What you should do »
Copy out the entries below precisely; nothing is to be omitted.

'''

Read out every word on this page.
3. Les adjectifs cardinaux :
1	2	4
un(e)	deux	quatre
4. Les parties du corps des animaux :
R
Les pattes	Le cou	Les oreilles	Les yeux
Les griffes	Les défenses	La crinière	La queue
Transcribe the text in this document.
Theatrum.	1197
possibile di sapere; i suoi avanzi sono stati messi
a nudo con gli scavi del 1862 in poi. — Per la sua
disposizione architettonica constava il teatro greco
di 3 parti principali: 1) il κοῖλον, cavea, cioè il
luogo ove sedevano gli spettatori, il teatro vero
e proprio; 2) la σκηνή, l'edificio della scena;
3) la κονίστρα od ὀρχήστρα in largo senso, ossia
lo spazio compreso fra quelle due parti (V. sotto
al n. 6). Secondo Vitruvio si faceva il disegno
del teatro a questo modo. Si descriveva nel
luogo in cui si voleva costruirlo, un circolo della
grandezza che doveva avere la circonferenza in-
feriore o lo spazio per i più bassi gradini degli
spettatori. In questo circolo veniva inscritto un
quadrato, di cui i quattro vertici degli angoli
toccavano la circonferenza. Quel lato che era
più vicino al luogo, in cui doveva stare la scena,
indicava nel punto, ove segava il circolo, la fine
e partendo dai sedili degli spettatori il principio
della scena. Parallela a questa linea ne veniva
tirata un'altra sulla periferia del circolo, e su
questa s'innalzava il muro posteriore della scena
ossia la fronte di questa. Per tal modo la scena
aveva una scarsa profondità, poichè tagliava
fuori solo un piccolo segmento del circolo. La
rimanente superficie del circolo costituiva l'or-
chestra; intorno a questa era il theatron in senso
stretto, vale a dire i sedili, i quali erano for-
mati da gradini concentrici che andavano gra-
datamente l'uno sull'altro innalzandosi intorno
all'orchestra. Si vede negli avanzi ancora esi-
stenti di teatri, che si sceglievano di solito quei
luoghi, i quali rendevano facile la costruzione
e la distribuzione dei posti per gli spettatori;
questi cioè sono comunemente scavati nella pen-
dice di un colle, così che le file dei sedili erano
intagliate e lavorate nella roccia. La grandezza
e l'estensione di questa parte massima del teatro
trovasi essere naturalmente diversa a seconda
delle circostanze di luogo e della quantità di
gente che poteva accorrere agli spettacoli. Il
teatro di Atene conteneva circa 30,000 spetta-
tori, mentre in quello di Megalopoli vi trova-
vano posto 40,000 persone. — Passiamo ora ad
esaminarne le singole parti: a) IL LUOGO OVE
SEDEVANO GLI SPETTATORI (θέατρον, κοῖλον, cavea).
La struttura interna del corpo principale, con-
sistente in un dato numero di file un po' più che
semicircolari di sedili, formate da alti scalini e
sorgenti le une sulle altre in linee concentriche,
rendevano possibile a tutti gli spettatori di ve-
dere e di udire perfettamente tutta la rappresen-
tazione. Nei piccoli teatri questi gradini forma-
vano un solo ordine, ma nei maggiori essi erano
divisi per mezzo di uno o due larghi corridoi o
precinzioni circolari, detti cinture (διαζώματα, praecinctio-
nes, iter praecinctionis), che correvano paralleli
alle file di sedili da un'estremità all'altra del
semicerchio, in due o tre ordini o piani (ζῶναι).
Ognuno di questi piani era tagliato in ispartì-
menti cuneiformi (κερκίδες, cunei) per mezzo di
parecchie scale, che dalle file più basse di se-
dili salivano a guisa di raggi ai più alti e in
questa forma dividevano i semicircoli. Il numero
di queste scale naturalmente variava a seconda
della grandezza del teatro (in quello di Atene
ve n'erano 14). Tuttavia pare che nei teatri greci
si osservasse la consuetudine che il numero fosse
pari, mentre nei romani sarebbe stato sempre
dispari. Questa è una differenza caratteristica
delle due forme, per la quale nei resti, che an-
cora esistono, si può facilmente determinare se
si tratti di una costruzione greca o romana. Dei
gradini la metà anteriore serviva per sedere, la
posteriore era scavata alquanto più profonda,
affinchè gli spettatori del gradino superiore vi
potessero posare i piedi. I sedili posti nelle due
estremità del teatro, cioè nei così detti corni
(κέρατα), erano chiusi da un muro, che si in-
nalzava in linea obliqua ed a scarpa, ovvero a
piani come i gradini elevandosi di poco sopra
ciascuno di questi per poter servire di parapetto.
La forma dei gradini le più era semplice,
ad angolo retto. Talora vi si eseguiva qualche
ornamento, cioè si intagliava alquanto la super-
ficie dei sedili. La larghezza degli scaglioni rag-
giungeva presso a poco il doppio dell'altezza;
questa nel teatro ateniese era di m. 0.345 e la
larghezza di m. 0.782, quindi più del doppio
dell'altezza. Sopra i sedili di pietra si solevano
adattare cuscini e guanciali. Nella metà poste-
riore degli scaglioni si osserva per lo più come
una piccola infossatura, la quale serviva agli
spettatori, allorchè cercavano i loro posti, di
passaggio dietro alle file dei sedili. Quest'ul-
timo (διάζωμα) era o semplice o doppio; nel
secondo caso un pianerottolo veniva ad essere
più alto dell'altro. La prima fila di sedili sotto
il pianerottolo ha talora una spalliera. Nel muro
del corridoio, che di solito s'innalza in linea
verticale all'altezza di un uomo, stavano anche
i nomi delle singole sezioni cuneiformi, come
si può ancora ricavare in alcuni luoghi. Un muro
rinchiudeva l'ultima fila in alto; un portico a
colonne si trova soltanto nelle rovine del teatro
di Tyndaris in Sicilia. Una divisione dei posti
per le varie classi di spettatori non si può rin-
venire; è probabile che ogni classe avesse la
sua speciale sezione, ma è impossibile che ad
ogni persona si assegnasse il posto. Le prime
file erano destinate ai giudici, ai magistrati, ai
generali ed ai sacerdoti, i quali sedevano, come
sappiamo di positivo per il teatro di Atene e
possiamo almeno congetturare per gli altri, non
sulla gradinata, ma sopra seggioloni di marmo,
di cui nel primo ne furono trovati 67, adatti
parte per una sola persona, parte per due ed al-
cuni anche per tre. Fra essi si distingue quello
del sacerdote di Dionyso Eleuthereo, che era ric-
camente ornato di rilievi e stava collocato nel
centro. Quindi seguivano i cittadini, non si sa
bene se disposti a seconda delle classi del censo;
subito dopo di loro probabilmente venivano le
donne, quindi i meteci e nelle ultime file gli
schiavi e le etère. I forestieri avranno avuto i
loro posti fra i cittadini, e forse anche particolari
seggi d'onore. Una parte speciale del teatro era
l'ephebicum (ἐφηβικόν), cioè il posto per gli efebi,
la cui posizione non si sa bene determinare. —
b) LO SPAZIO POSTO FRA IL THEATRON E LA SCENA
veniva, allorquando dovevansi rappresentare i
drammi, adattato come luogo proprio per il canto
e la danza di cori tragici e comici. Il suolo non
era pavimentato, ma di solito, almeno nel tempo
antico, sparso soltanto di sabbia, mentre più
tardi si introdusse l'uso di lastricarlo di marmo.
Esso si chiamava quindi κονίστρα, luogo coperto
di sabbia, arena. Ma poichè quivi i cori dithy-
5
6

'''

In response »
Read out every word on this page.
3. Les adjectifs cardinaux :
1	2	4
un(e)	deux	quatre
4. Les parties du corps des animaux :
R
Les pattes	Le cou	Les oreilles	Les yeux
Les griffes	Les défenses	La crinière	La queue
Transcribe the text in this document.
Theatrum.	1197
possibile di sapere; i suoi avanzi sono stati messi
a nudo con gli scavi del 1862 in poi. — Per la sua
disposizione architettonica constava il teatro greco
di 3 parti principali: 1) il κοῖλον, cavea, cioè il
luogo ove sedevano gli spettatori, il teatro vero
e proprio; 2) la σκηνή, l'edificio della scena;
3) la κονίστρα od ὀρχήστρα in largo senso, ossia
lo spazio compreso fra quelle due parti (V. sotto
al n. 6). Secondo Vitruvio si faceva il disegno
del teatro a questo modo. Si descriveva nel
luogo in cui si voleva costruirlo, un circolo della
grandezza che doveva avere la circonferenza in-
feriore o lo spazio per i più bassi gradini degli
spettatori. In questo circolo veniva inscritto un
quadrato, di cui i quattro vertici degli angoli
toccavano la circonferenza. Quel lato che era
più vicino al luogo, in cui doveva stare la scena,
indicava nel punto, ove segava il circolo, la fine
e partendo dai sedili degli spettatori il principio
della scena. Parallela a questa linea ne veniva
tirata un'altra sulla periferia del circolo, e su
questa s'innalzava il muro posteriore della scena
ossia la fronte di questa. Per tal modo la scena
aveva una scarsa profondità, poichè tagliava
fuori solo un piccolo segmento del circolo. La
rimanente superficie del circolo costituiva l'or-
chestra; intorno a questa era il theatron in senso
stretto, vale a dire i sedili, i quali erano for-
mati da gradini concentrici che andavano gra-
datamente l'uno sull'altro innalzandosi intorno
all'orchestra. Si vede negli avanzi ancora esi-
stenti di teatri, che si sceglievano di solito quei
luoghi, i quali rendevano facile la costruzione
e la distribuzione dei posti per gli spettatori;
questi cioè sono comunemente scavati nella pen-
dice di un colle, così che le file dei sedili erano
intagliate e lavorate nella roccia. La grandezza
e l'estensione di questa parte massima del teatro
trovasi essere naturalmente diversa a seconda
delle circostanze di luogo e della quantità di
gente che poteva accorrere agli spettacoli. Il
teatro di Atene conteneva circa 30,000 spetta-
tori, mentre in quello di Megalopoli vi trova-
vano posto 40,000 persone. — Passiamo ora ad
esaminarne le singole parti: a) IL LUOGO OVE
SEDEVANO GLI SPETTATORI (θέατρον, κοῖλον, cavea).
La struttura interna del corpo principale, con-
sistente in un dato numero di file un po' più che
semicircolari di sedili, formate da alti scalini e
sorgenti le une sulle altre in linee concentriche,
rendevano possibile a tutti gli spettatori di ve-
dere e di udire perfettamente tutta la rappresen-
tazione. Nei piccoli teatri questi gradini forma-
vano un solo ordine, ma nei maggiori essi erano
divisi per mezzo di uno o due larghi corridoi o
precinzioni circolari, detti cinture (διαζώματα, praecinctio-
nes, iter praecinctionis), che correvano paralleli
alle file di sedili da un'estremità all'altra del
semicerchio, in due o tre ordini o piani (ζῶναι).
Ognuno di questi piani era tagliato in ispartì-
menti cuneiformi (κερκίδες, cunei) per mezzo di
parecchie scale, che dalle file più basse di se-
dili salivano a guisa di raggi ai più alti e in
questa forma dividevano i semicircoli. Il numero
di queste scale naturalmente variava a seconda
della grandezza del teatro (in quello di Atene
ve n'erano 14). Tuttavia pare che nei teatri greci
si osservasse la consuetudine che il numero fosse
pari, mentre nei romani sarebbe stato sempre
dispari. Questa è una differenza caratteristica
delle due forme, per la quale nei resti, che an-
cora esistono, si può facilmente determinare se
si tratti di una costruzione greca o romana. Dei
gradini la metà anteriore serviva per sedere, la
posteriore era scavata alquanto più profonda,
affinchè gli spettatori del gradino superiore vi
potessero posare i piedi. I sedili posti nelle due
estremità del teatro, cioè nei così detti corni
(κέρατα), erano chiusi da un muro, che si in-
nalzava in linea obliqua ed a scarpa, ovvero a
piani come i gradini elevandosi di poco sopra
ciascuno di questi per poter servire di parapetto.
La forma dei gradini le più era semplice,
ad angolo retto. Talora vi si eseguiva qualche
ornamento, cioè si intagliava alquanto la super-
ficie dei sedili. La larghezza degli scaglioni rag-
giungeva presso a poco il doppio dell'altezza;
questa nel teatro ateniese era di m. 0.345 e la
larghezza di m. 0.782, quindi più del doppio
dell'altezza. Sopra i sedili di pietra si solevano
adattare cuscini e guanciali. Nella metà poste-
riore degli scaglioni si osserva per lo più come
una piccola infossatura, la quale serviva agli
spettatori, allorchè cercavano i loro posti, di
passaggio dietro alle file dei sedili. Quest'ul-
timo (διάζωμα) era o semplice o doppio; nel
secondo caso un pianerottolo veniva ad essere
più alto dell'altro. La prima fila di sedili sotto
il pianerottolo ha talora una spalliera. Nel muro
del corridoio, che di solito s'innalza in linea
verticale all'altezza di un uomo, stavano anche
i nomi delle singole sezioni cuneiformi, come
si può ancora ricavare in alcuni luoghi. Un muro
rinchiudeva l'ultima fila in alto; un portico a
colonne si trova soltanto nelle rovine del teatro
di Tyndaris in Sicilia. Una divisione dei posti
per le varie classi di spettatori non si può rin-
venire; è probabile che ogni classe avesse la
sua speciale sezione, ma è impossibile che ad
ogni persona si assegnasse il posto. Le prime
file erano destinate ai giudici, ai magistrati, ai
generali ed ai sacerdoti, i quali sedevano, come
sappiamo di positivo per il teatro di Atene e
possiamo almeno congetturare per gli altri, non
sulla gradinata, ma sopra seggioloni di marmo,
di cui nel primo ne furono trovati 67, adatti
parte per una sola persona, parte per due ed al-
cuni anche per tre. Fra essi si distingue quello
del sacerdote di Dionyso Eleuthereo, che era ric-
camente ornato di rilievi e stava collocato nel
centro. Quindi seguivano i cittadini, non si sa
bene se disposti a seconda delle classi del censo;
subito dopo di loro probabilmente venivano le
donne, quindi i meteci e nelle ultime file gli
schiavi e le etère. I forestieri avranno avuto i
loro posti fra i cittadini, e forse anche particolari
seggi d'onore. Una parte speciale del teatro era
l'ephebicum (ἐφηβικόν), cioè il posto per gli efebi,
la cui posizione non si sa bene determinare. —
b) LO SPAZIO POSTO FRA IL THEATRON E LA SCENA
veniva, allorquando dovevansi rappresentare i
drammi, adattato come luogo proprio per il canto
e la danza di cori tragici e comici. Il suolo non
era pavimentato, ma di solito, almeno nel tempo
antico, sparso soltanto di sabbia, mentre più
tardi si introdusse l'uso di lastricarlo di marmo.
Esso si chiamava quindi κονίστρα, luogo coperto
di sabbia, arena. Ma poichè quivi i cori dithy-
5
6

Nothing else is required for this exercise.